[Dataset records]
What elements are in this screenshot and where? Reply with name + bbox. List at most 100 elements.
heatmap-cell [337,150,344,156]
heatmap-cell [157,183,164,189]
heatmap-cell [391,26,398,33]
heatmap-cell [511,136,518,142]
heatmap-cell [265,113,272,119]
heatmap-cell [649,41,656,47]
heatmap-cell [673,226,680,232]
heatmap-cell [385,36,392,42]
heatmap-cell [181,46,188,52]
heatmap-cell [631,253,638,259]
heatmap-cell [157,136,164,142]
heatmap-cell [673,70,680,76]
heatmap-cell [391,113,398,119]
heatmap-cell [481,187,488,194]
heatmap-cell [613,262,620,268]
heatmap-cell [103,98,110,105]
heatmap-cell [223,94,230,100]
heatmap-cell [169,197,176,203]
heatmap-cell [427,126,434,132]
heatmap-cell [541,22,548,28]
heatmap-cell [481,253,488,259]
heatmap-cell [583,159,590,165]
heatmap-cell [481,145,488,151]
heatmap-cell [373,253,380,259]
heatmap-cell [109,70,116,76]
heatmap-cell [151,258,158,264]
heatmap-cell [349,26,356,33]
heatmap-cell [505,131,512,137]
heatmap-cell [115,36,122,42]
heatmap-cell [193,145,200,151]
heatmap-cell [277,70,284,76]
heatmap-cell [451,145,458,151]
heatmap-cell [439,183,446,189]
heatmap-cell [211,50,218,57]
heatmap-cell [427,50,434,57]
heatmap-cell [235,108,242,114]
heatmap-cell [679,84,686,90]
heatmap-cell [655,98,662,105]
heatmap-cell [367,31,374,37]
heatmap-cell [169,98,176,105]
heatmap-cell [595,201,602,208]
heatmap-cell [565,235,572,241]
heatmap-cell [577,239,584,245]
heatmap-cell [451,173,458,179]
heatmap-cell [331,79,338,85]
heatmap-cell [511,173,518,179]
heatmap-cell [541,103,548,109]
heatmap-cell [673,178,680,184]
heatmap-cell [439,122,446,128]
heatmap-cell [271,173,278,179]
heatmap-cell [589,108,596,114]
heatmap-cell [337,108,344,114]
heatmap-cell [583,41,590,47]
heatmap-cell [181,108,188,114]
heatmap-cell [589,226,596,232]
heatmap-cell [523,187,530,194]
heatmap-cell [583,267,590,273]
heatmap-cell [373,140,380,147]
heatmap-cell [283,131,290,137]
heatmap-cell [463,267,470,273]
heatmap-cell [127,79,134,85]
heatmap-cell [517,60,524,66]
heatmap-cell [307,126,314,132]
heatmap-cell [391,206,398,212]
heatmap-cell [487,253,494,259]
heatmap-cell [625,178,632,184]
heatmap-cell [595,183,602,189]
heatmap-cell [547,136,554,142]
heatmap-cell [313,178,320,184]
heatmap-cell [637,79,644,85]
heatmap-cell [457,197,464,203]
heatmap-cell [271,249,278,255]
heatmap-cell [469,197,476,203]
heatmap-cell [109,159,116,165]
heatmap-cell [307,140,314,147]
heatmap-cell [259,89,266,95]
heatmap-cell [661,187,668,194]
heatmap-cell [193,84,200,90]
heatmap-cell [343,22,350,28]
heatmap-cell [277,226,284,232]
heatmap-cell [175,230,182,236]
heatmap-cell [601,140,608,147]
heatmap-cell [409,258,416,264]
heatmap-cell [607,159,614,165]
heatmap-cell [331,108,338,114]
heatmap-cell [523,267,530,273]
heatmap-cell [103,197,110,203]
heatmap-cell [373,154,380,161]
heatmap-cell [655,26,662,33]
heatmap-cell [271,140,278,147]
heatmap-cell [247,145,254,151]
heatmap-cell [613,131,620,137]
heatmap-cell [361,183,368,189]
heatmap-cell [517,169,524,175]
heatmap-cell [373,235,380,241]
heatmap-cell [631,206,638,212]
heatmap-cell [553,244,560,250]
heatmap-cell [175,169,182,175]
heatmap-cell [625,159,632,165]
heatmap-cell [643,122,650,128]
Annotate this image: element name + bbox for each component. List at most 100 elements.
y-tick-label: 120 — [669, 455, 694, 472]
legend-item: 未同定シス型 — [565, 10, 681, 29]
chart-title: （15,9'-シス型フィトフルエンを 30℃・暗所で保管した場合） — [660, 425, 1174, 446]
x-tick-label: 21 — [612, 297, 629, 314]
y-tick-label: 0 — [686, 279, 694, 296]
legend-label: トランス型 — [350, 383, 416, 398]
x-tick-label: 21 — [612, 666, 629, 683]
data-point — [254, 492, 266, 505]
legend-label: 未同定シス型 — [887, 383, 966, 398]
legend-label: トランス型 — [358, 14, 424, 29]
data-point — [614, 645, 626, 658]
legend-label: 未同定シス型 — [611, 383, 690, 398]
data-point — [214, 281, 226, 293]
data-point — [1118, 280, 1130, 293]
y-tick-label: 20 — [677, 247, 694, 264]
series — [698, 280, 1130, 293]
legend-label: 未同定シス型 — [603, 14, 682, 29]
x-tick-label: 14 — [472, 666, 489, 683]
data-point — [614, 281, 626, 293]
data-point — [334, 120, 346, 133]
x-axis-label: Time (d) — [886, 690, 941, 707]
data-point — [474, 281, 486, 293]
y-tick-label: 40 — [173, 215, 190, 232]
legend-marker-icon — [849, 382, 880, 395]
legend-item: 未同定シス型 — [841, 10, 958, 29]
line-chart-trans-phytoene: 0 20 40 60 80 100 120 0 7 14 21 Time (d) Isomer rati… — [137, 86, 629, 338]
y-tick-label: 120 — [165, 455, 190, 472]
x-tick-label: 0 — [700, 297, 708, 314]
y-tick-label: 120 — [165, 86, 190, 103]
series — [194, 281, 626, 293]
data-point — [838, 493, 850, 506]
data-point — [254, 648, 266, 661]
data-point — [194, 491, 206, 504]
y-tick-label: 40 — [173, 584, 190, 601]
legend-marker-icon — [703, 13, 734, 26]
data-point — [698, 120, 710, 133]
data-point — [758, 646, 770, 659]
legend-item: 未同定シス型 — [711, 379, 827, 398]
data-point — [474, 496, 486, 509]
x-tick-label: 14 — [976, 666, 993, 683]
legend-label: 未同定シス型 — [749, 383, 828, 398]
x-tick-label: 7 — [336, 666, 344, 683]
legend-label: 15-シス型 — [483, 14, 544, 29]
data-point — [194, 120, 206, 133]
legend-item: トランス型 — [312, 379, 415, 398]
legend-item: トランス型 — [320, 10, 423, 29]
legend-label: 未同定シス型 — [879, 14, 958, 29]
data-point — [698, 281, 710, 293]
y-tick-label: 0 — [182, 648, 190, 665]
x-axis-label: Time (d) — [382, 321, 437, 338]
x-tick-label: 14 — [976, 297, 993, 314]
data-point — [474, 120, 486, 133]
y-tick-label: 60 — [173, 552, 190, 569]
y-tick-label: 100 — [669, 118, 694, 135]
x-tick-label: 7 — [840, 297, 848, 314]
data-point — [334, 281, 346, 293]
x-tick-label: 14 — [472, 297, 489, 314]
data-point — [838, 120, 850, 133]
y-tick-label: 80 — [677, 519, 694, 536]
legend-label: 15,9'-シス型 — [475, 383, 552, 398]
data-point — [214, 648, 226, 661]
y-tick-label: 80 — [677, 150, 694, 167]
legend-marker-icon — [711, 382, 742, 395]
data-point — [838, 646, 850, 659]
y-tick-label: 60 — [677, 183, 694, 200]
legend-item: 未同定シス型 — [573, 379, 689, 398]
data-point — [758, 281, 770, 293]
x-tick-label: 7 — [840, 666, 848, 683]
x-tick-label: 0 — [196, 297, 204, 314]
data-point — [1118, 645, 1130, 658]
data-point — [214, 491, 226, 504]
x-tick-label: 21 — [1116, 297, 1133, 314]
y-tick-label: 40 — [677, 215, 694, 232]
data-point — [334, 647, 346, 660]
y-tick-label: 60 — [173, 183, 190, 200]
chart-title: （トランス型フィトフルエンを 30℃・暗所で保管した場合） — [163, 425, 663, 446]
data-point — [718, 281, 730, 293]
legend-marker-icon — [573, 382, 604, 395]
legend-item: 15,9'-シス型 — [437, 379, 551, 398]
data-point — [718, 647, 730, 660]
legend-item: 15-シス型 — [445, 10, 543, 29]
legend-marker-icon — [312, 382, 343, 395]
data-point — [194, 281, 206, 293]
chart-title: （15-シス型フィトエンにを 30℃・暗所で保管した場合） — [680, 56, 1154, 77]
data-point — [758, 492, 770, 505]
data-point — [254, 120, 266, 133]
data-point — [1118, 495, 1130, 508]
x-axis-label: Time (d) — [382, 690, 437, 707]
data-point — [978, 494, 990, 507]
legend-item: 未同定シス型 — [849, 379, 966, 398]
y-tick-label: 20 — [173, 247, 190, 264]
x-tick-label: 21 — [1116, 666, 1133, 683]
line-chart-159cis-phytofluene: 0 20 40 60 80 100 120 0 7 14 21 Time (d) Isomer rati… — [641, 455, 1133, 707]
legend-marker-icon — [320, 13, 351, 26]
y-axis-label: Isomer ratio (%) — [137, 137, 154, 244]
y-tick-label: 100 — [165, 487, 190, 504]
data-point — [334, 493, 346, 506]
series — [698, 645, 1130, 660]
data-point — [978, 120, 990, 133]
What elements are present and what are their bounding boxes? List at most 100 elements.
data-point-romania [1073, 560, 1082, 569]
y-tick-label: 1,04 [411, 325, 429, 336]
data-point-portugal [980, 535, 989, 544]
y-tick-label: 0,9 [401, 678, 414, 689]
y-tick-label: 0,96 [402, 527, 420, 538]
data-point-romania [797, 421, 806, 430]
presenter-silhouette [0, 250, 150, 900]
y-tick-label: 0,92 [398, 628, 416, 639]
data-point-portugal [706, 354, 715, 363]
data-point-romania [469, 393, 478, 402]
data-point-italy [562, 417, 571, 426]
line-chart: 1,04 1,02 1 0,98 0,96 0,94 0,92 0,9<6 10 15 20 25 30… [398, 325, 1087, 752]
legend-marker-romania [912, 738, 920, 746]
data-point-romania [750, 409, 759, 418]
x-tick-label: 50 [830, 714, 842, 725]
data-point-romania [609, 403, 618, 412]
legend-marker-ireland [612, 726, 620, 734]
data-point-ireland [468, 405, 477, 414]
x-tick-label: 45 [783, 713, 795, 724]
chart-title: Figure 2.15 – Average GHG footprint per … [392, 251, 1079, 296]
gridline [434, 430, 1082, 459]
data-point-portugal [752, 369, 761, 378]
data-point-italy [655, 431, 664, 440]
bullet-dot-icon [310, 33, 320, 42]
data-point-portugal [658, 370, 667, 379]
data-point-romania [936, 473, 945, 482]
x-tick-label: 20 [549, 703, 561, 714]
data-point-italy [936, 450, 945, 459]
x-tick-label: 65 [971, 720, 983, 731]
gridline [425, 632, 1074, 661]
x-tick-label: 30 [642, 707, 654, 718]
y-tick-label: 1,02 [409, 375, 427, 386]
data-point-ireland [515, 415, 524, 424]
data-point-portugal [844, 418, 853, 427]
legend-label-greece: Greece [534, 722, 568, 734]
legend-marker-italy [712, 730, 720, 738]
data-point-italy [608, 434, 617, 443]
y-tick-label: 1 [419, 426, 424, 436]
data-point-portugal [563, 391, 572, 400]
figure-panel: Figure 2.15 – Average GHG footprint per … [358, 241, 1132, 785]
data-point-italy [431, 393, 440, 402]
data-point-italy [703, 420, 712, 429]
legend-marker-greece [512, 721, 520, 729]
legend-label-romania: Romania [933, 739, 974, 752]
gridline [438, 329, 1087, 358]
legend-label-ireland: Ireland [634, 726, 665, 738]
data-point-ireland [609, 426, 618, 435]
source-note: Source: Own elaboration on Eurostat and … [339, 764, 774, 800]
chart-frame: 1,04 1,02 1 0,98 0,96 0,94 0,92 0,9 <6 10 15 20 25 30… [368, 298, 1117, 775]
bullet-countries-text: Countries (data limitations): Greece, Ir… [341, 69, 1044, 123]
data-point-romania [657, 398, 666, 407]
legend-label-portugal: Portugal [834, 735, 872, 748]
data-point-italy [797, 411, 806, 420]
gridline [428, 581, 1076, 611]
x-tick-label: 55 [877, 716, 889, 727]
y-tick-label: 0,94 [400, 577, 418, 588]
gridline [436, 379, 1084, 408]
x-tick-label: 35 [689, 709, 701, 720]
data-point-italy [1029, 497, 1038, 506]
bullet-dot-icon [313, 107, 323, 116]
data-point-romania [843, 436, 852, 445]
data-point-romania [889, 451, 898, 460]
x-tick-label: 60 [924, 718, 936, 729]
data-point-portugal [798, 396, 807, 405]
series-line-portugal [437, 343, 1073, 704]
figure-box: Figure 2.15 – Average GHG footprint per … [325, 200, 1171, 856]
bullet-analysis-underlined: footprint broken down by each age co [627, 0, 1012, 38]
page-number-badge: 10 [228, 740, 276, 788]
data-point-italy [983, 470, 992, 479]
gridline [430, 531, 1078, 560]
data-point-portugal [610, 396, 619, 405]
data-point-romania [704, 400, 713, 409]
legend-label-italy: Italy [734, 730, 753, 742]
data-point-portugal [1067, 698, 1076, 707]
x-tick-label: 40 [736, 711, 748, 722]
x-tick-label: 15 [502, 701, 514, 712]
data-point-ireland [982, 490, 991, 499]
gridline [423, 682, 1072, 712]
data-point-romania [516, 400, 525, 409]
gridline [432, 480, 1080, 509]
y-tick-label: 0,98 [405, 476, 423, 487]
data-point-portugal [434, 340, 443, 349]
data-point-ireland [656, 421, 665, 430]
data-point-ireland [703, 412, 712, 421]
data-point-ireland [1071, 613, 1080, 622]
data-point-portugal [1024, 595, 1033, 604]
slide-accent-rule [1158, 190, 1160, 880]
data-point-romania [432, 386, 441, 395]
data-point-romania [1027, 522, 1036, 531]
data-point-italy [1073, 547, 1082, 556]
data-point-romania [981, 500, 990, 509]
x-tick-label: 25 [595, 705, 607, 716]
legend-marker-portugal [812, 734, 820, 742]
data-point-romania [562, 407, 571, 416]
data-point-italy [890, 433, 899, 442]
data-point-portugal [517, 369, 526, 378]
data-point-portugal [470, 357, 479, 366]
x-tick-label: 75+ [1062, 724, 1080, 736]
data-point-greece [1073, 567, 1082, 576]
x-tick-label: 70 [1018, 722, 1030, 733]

▸ WHAT YOU WILL DO:
Turn the lines from the start of the records through the line holding "heatmap-cell [673,70,680,76]", inclusive, into a JSON list of strings, one string per line, with blank lines left out.

▸ WRITTEN RESPONSE:
[
  "What elements are in this screenshot and where? Reply with name + bbox. List at most 100 elements.",
  "heatmap-cell [337,150,344,156]",
  "heatmap-cell [157,183,164,189]",
  "heatmap-cell [391,26,398,33]",
  "heatmap-cell [511,136,518,142]",
  "heatmap-cell [265,113,272,119]",
  "heatmap-cell [649,41,656,47]",
  "heatmap-cell [673,226,680,232]",
  "heatmap-cell [385,36,392,42]",
  "heatmap-cell [181,46,188,52]",
  "heatmap-cell [631,253,638,259]",
  "heatmap-cell [157,136,164,142]",
  "heatmap-cell [673,70,680,76]"
]